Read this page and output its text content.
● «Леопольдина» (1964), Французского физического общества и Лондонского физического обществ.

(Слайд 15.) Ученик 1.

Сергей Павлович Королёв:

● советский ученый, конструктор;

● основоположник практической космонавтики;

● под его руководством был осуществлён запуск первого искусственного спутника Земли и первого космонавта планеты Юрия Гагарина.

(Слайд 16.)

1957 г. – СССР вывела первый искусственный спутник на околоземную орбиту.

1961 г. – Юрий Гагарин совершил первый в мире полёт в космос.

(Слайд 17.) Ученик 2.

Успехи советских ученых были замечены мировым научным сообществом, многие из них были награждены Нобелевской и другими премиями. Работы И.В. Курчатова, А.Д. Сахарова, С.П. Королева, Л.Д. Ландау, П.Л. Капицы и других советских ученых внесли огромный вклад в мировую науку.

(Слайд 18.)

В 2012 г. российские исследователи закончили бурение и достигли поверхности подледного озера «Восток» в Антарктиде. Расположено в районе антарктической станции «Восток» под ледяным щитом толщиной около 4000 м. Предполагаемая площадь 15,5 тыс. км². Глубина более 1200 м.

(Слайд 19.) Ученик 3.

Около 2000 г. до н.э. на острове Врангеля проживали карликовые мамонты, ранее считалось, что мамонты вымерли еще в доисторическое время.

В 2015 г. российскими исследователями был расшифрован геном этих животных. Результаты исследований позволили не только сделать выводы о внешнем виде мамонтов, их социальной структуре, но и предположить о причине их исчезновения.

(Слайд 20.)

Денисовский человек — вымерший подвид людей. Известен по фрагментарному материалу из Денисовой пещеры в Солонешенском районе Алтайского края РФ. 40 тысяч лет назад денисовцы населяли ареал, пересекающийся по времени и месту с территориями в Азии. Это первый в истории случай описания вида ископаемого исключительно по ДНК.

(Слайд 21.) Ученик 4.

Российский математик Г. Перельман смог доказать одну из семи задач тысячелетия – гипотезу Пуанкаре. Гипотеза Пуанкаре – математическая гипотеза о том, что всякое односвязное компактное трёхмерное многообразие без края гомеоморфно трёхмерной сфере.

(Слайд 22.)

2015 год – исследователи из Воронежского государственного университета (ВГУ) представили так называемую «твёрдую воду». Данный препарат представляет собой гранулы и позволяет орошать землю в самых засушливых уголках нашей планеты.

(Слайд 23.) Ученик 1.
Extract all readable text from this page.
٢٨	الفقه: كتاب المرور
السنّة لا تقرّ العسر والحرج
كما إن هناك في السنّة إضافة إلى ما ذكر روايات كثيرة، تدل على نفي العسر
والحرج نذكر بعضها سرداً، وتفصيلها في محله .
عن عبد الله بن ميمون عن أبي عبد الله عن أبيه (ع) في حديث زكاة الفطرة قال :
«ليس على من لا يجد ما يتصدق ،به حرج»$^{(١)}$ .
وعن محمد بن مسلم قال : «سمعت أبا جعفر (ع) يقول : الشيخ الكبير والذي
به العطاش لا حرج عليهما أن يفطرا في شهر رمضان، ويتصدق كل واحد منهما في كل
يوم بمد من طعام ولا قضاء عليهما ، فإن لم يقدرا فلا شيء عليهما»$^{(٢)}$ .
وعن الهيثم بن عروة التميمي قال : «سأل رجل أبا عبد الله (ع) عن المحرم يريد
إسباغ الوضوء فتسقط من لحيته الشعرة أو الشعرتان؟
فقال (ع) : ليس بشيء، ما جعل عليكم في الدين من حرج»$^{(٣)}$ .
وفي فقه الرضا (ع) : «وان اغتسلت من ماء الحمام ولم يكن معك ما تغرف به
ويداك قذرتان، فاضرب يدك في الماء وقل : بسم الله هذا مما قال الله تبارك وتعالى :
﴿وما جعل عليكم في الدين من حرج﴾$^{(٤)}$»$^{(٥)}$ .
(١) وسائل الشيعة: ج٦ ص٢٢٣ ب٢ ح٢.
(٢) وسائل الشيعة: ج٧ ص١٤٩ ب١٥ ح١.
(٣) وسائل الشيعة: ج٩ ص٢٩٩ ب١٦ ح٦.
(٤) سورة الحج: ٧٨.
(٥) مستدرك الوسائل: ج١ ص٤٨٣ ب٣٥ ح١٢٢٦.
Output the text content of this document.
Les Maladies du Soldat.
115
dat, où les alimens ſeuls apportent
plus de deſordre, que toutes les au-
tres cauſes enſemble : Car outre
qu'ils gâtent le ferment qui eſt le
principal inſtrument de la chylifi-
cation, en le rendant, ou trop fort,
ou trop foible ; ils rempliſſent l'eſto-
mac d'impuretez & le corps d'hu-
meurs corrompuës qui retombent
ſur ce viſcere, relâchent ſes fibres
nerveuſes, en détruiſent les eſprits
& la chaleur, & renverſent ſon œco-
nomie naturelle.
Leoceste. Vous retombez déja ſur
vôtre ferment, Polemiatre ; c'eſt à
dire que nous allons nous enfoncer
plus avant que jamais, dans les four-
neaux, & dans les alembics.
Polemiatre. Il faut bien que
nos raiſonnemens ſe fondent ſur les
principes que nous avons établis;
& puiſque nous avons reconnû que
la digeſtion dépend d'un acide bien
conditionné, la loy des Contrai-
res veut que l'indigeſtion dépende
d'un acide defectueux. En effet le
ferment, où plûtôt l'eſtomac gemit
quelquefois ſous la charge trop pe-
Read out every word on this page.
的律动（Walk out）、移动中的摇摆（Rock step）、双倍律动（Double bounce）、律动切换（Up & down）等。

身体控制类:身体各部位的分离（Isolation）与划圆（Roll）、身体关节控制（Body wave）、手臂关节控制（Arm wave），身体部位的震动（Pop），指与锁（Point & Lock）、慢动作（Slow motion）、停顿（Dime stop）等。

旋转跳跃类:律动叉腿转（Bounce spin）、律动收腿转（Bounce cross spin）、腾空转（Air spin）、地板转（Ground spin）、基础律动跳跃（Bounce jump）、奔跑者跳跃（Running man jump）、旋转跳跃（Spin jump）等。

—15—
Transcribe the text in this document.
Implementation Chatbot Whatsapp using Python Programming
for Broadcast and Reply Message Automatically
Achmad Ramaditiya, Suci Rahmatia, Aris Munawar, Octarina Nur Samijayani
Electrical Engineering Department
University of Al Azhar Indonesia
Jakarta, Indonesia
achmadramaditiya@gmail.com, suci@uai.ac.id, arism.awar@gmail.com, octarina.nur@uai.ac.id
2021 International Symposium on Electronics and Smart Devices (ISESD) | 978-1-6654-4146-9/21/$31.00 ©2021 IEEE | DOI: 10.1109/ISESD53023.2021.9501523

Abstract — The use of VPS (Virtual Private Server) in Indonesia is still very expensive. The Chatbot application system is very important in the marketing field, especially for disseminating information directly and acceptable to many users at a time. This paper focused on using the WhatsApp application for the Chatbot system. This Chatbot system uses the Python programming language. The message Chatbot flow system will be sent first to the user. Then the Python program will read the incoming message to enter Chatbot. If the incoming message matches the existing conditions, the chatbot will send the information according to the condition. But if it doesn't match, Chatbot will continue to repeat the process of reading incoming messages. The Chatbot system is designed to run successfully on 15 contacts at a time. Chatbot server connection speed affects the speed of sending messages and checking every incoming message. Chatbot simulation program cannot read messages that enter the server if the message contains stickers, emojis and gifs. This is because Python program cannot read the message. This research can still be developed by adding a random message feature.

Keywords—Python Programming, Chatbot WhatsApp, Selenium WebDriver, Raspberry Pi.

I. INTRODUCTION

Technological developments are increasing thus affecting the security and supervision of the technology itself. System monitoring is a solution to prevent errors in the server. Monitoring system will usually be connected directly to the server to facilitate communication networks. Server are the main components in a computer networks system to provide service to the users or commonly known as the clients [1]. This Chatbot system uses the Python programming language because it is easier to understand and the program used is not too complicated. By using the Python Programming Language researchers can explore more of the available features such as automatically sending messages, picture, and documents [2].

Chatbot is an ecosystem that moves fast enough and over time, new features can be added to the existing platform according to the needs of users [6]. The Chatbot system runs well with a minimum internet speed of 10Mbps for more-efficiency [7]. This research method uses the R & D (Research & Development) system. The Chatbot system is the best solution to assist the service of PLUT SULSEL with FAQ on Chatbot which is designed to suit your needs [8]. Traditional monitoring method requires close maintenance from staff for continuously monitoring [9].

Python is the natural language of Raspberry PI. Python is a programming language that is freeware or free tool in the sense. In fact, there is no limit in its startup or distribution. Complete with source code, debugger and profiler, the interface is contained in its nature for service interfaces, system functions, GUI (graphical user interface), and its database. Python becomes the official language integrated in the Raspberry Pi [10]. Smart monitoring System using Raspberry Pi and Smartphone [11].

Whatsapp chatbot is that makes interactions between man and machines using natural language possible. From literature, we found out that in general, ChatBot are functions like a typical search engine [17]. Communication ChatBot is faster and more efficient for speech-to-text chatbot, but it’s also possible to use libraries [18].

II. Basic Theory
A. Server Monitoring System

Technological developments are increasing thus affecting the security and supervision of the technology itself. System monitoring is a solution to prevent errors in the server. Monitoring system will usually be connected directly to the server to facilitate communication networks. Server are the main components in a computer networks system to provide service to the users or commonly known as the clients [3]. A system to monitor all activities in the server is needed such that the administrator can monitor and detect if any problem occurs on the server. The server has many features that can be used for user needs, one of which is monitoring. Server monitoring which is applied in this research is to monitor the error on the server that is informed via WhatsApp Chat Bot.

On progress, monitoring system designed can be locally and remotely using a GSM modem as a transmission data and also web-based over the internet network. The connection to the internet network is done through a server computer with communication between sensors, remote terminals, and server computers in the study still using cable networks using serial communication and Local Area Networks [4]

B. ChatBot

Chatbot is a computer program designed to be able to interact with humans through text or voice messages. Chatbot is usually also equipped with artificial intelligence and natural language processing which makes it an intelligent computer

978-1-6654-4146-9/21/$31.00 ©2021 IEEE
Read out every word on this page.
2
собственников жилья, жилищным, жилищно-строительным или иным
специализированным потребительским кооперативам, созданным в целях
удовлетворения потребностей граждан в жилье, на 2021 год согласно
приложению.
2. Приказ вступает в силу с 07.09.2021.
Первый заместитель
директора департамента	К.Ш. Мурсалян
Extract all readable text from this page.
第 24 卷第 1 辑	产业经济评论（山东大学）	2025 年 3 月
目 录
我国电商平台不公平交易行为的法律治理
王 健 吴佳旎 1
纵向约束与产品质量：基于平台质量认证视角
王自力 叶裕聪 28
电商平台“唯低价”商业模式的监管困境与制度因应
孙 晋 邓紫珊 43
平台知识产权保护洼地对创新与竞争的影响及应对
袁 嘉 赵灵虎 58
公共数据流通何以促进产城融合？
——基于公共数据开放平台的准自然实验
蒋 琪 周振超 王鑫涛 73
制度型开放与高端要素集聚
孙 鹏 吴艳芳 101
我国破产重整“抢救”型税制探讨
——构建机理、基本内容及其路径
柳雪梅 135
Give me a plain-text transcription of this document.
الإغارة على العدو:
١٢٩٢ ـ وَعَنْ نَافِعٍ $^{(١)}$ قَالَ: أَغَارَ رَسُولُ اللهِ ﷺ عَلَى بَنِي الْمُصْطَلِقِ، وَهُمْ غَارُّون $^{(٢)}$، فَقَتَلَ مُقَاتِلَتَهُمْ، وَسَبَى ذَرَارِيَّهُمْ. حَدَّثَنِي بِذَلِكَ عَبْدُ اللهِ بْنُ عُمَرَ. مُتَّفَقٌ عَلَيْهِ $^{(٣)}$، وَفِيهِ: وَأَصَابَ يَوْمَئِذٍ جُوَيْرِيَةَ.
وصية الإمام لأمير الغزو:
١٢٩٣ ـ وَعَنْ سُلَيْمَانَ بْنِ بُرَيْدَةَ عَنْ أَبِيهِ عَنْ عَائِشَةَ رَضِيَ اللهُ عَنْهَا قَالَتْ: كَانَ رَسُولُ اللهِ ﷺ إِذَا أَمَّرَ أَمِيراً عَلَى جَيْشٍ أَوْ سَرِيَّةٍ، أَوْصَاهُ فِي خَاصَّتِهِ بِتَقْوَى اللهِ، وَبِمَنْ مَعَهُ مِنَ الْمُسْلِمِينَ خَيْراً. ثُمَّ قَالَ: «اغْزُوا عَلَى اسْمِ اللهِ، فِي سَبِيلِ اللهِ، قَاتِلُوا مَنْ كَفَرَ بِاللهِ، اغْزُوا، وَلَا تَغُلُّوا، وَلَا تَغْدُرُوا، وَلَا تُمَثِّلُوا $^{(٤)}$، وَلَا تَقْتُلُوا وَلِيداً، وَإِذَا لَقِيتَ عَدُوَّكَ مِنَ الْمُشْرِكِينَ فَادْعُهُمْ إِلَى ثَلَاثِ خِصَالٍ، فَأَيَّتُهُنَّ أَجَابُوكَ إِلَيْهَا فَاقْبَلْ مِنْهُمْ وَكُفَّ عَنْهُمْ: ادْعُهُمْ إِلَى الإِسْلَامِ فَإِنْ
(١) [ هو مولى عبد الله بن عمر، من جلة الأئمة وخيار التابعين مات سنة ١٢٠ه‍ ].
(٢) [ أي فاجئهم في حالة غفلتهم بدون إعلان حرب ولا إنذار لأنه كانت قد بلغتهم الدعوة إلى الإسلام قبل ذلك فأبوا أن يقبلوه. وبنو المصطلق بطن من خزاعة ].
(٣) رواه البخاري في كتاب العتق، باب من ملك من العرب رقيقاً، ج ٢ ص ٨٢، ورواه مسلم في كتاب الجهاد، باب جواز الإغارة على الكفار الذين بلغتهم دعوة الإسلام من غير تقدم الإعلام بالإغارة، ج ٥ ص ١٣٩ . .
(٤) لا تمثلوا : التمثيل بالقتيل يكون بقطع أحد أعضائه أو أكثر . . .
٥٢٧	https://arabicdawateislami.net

———

Task description: Return each line that includes "ferment".

Final answer:
qu'ils gâtent le ferment qui eſt le
vôtre ferment, Polemiatre ; c'eſt à
ferment, où plûtôt l'eſtomac gemit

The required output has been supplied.